* _Given request_: Reproduce each row unchanged, from the one containing "y-tick-label: 6.25: [901, 212, 933, 228]" down through the one containing "annotation: 加速: [570, 541, 596, 556]", with both of those rows included.
═════ Data shown
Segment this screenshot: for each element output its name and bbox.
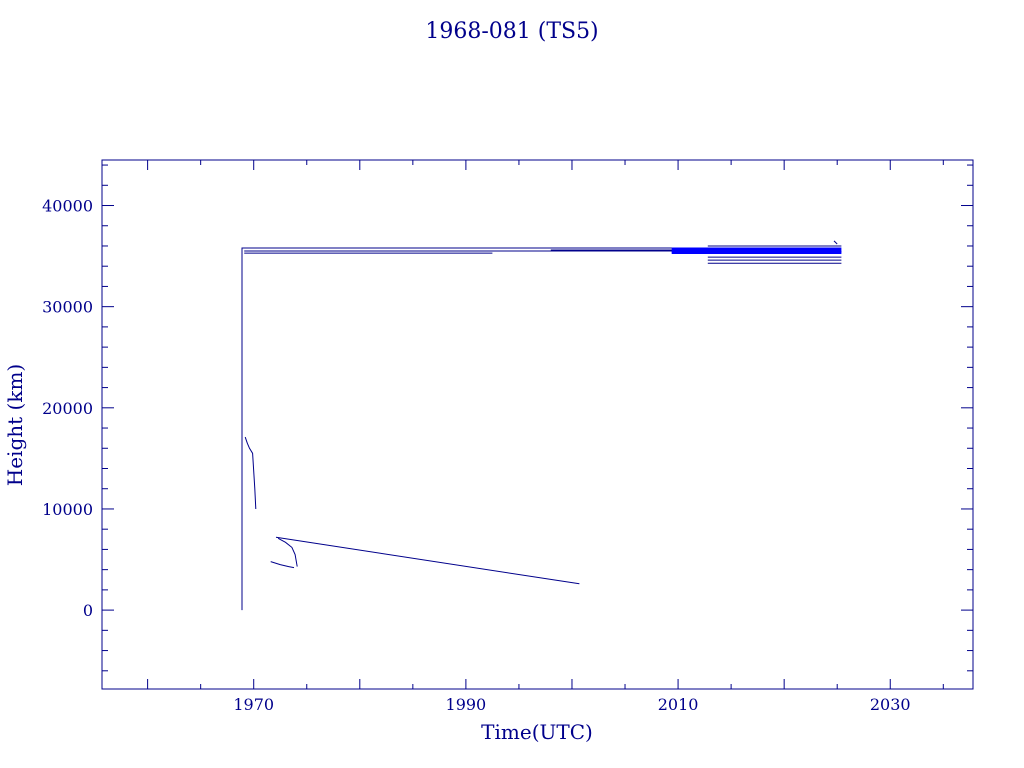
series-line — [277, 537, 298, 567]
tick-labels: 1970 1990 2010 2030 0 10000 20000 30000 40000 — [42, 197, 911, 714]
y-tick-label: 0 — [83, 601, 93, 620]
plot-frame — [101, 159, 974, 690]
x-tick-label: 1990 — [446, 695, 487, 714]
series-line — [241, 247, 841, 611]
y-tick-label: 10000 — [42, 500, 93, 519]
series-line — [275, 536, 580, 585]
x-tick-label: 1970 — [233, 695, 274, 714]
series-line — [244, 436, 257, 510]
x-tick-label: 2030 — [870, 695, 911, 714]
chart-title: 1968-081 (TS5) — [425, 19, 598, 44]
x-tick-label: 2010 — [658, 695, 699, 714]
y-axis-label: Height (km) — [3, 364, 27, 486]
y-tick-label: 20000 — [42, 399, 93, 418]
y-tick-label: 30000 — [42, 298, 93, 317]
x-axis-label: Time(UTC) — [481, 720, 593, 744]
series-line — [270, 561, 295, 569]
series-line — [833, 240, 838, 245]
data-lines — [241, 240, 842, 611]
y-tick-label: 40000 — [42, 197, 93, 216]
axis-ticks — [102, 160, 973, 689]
══════════
═════ Data shown
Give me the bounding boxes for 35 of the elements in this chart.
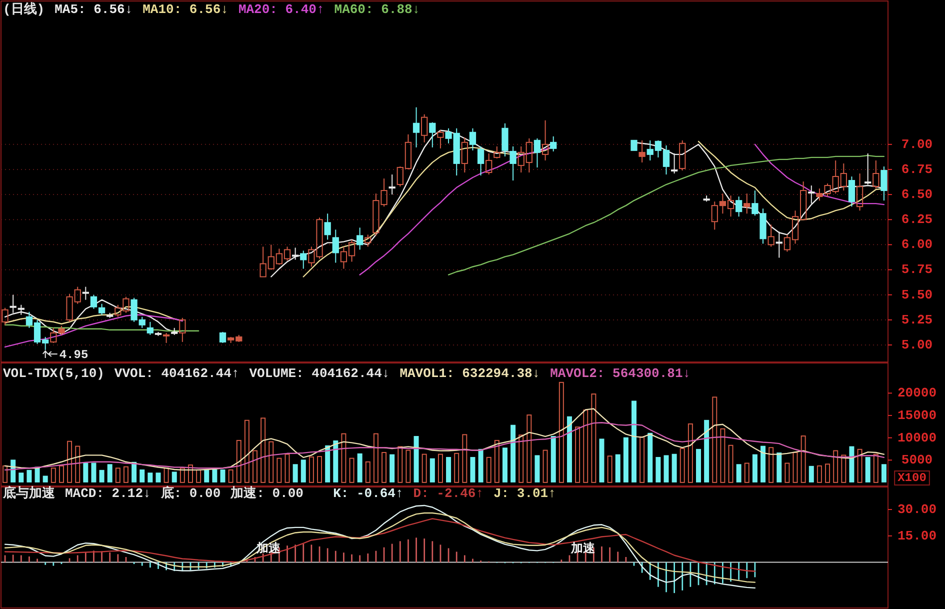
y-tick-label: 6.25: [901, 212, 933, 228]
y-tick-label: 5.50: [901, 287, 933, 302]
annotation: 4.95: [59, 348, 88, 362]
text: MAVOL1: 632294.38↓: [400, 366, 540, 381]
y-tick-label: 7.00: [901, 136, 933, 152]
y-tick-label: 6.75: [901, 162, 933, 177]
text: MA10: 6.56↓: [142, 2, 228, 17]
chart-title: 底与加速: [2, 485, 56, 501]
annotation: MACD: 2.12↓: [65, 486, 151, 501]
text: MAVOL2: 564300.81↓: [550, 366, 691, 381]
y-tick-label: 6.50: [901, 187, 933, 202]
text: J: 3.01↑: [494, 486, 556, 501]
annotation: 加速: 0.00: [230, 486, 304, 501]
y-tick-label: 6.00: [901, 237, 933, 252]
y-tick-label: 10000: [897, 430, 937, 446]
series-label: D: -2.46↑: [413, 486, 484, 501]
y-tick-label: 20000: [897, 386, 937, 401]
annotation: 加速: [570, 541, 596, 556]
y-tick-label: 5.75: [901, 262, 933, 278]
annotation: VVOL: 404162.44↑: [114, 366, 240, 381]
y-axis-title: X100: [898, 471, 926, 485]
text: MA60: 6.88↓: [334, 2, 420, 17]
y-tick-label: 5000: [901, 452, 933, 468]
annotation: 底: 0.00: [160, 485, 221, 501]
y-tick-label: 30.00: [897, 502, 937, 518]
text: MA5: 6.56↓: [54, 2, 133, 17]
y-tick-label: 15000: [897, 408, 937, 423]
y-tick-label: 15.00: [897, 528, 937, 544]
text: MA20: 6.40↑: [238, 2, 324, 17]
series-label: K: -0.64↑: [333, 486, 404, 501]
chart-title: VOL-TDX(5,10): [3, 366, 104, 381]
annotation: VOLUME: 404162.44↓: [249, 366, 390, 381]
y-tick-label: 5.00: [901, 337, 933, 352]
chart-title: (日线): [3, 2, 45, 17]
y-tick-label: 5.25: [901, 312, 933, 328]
══════════
* _Written solution_:
y-tick-label: 6.25: [901, 212, 933, 228]
y-tick-label: 5.50: [901, 287, 933, 302]
annotation: 4.95: [59, 348, 88, 362]
text: MAVOL1: 632294.38↓: [400, 366, 540, 381]
y-tick-label: 7.00: [901, 136, 933, 152]
y-tick-label: 6.75: [901, 162, 933, 177]
text: MA10: 6.56↓: [142, 2, 228, 17]
chart-title: 底与加速: [2, 485, 56, 501]
annotation: MACD: 2.12↓: [65, 486, 151, 501]
text: MAVOL2: 564300.81↓: [550, 366, 691, 381]
y-tick-label: 6.50: [901, 187, 933, 202]
text: J: 3.01↑: [494, 486, 556, 501]
annotation: 加速: 0.00: [230, 486, 304, 501]
y-tick-label: 6.00: [901, 237, 933, 252]
y-tick-label: 10000: [897, 430, 937, 446]
series-label: D: -2.46↑: [413, 486, 484, 501]
y-tick-label: 20000: [897, 386, 937, 401]
annotation: 加速: [570, 541, 596, 556]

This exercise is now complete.